Dataset rows:
────────────────────────────────────────

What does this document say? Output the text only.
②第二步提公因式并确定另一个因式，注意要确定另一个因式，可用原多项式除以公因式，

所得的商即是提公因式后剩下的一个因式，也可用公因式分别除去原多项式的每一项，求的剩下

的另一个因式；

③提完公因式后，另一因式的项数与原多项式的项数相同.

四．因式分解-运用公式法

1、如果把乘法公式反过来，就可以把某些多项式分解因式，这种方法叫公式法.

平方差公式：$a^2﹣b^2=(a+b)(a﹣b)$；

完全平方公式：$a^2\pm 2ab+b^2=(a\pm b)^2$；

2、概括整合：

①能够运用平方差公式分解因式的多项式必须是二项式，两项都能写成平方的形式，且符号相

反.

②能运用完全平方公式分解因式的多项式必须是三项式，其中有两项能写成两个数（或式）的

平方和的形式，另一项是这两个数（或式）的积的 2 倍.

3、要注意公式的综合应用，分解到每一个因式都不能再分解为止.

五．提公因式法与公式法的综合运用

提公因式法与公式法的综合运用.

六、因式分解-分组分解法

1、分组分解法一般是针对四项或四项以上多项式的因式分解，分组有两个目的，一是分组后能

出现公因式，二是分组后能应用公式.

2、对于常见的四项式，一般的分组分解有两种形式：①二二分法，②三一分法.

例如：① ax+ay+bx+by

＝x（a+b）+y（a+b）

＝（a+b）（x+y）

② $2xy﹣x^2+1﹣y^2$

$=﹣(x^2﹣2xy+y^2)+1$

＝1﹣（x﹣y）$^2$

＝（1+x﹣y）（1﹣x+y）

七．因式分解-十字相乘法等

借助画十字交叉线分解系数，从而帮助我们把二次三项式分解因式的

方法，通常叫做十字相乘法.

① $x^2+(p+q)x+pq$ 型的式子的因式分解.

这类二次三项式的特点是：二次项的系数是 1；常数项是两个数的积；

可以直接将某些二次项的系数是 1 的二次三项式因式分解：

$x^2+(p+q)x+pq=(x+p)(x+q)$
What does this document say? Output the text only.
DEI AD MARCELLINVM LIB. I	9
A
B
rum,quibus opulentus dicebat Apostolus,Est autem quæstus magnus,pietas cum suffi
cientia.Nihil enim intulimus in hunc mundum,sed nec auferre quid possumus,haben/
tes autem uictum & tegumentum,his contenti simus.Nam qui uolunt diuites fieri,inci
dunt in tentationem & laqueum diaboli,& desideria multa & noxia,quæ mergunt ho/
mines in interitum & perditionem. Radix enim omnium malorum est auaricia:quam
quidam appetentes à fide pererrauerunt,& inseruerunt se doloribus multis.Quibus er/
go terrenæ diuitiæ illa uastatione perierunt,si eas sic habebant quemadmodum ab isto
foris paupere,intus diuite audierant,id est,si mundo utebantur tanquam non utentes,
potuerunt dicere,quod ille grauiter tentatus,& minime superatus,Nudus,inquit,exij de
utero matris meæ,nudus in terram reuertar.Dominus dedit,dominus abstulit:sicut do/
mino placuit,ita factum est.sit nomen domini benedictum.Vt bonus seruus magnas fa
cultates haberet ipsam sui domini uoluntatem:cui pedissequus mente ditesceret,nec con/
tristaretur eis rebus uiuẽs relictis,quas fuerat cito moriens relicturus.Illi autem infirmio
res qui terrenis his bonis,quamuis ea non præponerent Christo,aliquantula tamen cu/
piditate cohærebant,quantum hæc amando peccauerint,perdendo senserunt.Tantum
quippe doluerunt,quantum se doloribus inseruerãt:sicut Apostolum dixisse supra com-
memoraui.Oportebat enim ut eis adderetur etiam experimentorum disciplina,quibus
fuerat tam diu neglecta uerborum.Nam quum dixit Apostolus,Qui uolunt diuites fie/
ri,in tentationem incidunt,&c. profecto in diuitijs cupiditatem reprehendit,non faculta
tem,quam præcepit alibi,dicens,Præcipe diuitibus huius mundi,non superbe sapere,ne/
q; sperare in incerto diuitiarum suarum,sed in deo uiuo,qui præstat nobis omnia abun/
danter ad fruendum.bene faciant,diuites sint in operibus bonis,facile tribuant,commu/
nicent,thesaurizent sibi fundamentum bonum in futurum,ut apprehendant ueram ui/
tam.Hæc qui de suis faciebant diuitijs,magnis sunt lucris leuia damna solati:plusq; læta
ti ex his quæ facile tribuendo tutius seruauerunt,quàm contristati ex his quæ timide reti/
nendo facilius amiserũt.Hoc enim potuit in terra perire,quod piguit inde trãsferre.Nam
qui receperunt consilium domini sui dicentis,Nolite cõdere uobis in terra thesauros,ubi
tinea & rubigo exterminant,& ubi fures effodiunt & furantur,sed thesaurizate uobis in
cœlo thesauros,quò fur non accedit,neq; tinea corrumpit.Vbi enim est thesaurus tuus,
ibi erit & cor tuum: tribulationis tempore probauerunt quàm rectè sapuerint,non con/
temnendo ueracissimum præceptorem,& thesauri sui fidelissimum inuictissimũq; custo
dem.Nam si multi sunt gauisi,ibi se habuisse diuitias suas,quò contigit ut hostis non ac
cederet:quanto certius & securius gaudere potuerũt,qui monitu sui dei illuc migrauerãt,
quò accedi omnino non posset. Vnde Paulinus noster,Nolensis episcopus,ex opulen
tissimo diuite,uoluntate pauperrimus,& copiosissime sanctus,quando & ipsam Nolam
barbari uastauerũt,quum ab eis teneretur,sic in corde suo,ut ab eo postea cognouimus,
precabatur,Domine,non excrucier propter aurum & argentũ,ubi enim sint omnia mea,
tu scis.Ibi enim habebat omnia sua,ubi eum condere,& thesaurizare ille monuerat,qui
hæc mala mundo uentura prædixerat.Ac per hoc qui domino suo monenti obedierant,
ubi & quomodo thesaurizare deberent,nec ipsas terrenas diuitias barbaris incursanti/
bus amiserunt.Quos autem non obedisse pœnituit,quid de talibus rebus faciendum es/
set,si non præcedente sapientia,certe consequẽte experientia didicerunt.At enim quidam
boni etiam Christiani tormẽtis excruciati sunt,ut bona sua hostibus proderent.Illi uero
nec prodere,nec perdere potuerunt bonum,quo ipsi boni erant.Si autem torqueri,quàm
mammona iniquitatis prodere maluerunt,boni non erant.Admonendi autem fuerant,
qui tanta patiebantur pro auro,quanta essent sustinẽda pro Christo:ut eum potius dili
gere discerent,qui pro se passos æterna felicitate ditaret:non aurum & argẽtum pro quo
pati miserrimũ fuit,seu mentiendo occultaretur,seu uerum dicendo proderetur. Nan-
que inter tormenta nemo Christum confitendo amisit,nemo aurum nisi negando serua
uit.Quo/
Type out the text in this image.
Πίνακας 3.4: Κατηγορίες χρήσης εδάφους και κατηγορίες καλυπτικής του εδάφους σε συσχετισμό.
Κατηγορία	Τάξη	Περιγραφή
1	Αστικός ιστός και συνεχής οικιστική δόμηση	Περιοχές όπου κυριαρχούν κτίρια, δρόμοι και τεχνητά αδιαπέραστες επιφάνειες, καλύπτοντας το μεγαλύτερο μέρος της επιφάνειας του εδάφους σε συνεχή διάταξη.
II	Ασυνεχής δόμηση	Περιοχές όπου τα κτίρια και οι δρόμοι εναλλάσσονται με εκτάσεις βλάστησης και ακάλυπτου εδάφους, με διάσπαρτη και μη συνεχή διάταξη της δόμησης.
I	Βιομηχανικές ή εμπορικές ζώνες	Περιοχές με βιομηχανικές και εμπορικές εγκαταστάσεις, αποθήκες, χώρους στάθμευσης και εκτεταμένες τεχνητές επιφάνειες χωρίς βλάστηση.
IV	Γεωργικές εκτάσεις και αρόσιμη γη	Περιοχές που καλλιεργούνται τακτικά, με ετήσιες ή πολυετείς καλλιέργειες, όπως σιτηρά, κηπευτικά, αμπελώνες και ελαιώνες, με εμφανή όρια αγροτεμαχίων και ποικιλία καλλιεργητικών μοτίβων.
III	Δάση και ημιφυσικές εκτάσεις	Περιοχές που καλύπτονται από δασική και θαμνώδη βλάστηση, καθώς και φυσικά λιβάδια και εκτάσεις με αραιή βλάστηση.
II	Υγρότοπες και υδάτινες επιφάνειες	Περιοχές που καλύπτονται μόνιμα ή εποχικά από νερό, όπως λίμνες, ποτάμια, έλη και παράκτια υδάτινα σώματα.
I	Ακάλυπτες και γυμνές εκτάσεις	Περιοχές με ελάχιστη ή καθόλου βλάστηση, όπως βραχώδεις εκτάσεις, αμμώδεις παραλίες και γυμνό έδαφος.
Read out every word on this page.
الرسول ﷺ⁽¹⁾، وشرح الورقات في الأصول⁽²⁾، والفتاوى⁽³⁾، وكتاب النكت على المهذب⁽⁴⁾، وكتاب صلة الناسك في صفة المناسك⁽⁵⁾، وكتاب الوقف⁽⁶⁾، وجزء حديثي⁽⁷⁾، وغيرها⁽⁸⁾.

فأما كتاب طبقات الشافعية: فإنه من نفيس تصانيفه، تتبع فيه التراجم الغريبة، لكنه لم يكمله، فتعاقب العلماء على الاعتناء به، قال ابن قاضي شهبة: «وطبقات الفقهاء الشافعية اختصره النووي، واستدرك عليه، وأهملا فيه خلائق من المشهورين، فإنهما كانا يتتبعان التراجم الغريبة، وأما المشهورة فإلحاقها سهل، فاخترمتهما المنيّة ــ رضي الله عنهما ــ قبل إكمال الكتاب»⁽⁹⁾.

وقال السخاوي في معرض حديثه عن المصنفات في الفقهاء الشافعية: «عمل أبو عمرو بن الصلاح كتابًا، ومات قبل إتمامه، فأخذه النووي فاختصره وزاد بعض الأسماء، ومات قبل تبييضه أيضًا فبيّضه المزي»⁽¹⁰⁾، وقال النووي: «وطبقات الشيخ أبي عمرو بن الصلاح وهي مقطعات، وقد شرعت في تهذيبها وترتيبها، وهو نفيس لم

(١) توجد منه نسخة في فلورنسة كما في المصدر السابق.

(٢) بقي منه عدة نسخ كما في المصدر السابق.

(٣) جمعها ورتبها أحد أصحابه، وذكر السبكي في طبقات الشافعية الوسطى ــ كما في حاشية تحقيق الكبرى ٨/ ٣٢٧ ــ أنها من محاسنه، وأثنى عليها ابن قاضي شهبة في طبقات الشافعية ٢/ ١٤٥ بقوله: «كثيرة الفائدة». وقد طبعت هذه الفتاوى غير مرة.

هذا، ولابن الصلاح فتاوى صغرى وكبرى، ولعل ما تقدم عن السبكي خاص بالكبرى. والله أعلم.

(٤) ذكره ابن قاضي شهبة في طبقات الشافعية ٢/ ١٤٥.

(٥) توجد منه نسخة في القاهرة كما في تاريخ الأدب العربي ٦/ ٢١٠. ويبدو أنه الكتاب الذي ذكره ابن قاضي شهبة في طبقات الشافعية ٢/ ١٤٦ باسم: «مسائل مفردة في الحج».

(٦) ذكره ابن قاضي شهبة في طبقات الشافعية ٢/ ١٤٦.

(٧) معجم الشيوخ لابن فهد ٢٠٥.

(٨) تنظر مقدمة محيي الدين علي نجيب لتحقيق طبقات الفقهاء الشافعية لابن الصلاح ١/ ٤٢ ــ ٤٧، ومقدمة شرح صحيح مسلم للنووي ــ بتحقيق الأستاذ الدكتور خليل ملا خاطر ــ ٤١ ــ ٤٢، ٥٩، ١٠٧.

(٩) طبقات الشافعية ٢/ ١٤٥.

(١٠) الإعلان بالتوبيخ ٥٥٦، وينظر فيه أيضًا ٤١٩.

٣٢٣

────────────────────────────────────────

Task instructions: Quote exactly the line containing "Read out every word on this page." and every later line through the end of the listing, and no other lines.

Solution for this task:
Read out every word on this page.
الرسول ﷺ⁽¹⁾، وشرح الورقات في الأصول⁽²⁾، والفتاوى⁽³⁾، وكتاب النكت على المهذب⁽⁴⁾، وكتاب صلة الناسك في صفة المناسك⁽⁵⁾، وكتاب الوقف⁽⁶⁾، وجزء حديثي⁽⁷⁾، وغيرها⁽⁸⁾.

فأما كتاب طبقات الشافعية: فإنه من نفيس تصانيفه، تتبع فيه التراجم الغريبة، لكنه لم يكمله، فتعاقب العلماء على الاعتناء به، قال ابن قاضي شهبة: «وطبقات الفقهاء الشافعية اختصره النووي، واستدرك عليه، وأهملا فيه خلائق من المشهورين، فإنهما كانا يتتبعان التراجم الغريبة، وأما المشهورة فإلحاقها سهل، فاخترمتهما المنيّة ــ رضي الله عنهما ــ قبل إكمال الكتاب»⁽⁹⁾.

وقال السخاوي في معرض حديثه عن المصنفات في الفقهاء الشافعية: «عمل أبو عمرو بن الصلاح كتابًا، ومات قبل إتمامه، فأخذه النووي فاختصره وزاد بعض الأسماء، ومات قبل تبييضه أيضًا فبيّضه المزي»⁽¹⁰⁾، وقال النووي: «وطبقات الشيخ أبي عمرو بن الصلاح وهي مقطعات، وقد شرعت في تهذيبها وترتيبها، وهو نفيس لم

(١) توجد منه نسخة في فلورنسة كما في المصدر السابق.

(٢) بقي منه عدة نسخ كما في المصدر السابق.

(٣) جمعها ورتبها أحد أصحابه، وذكر السبكي في طبقات الشافعية الوسطى ــ كما في حاشية تحقيق الكبرى ٨/ ٣٢٧ ــ أنها من محاسنه، وأثنى عليها ابن قاضي شهبة في طبقات الشافعية ٢/ ١٤٥ بقوله: «كثيرة الفائدة». وقد طبعت هذه الفتاوى غير مرة.

هذا، ولابن الصلاح فتاوى صغرى وكبرى، ولعل ما تقدم عن السبكي خاص بالكبرى. والله أعلم.

(٤) ذكره ابن قاضي شهبة في طبقات الشافعية ٢/ ١٤٥.

(٥) توجد منه نسخة في القاهرة كما في تاريخ الأدب العربي ٦/ ٢١٠. ويبدو أنه الكتاب الذي ذكره ابن قاضي شهبة في طبقات الشافعية ٢/ ١٤٦ باسم: «مسائل مفردة في الحج».

(٦) ذكره ابن قاضي شهبة في طبقات الشافعية ٢/ ١٤٦.

(٧) معجم الشيوخ لابن فهد ٢٠٥.

(٨) تنظر مقدمة محيي الدين علي نجيب لتحقيق طبقات الفقهاء الشافعية لابن الصلاح ١/ ٤٢ ــ ٤٧، ومقدمة شرح صحيح مسلم للنووي ــ بتحقيق الأستاذ الدكتور خليل ملا خاطر ــ ٤١ ــ ٤٢، ٥٩، ١٠٧.

(٩) طبقات الشافعية ٢/ ١٤٥.

(١٠) الإعلان بالتوبيخ ٥٥٦، وينظر فيه أيضًا ٤١٩.

٣٢٣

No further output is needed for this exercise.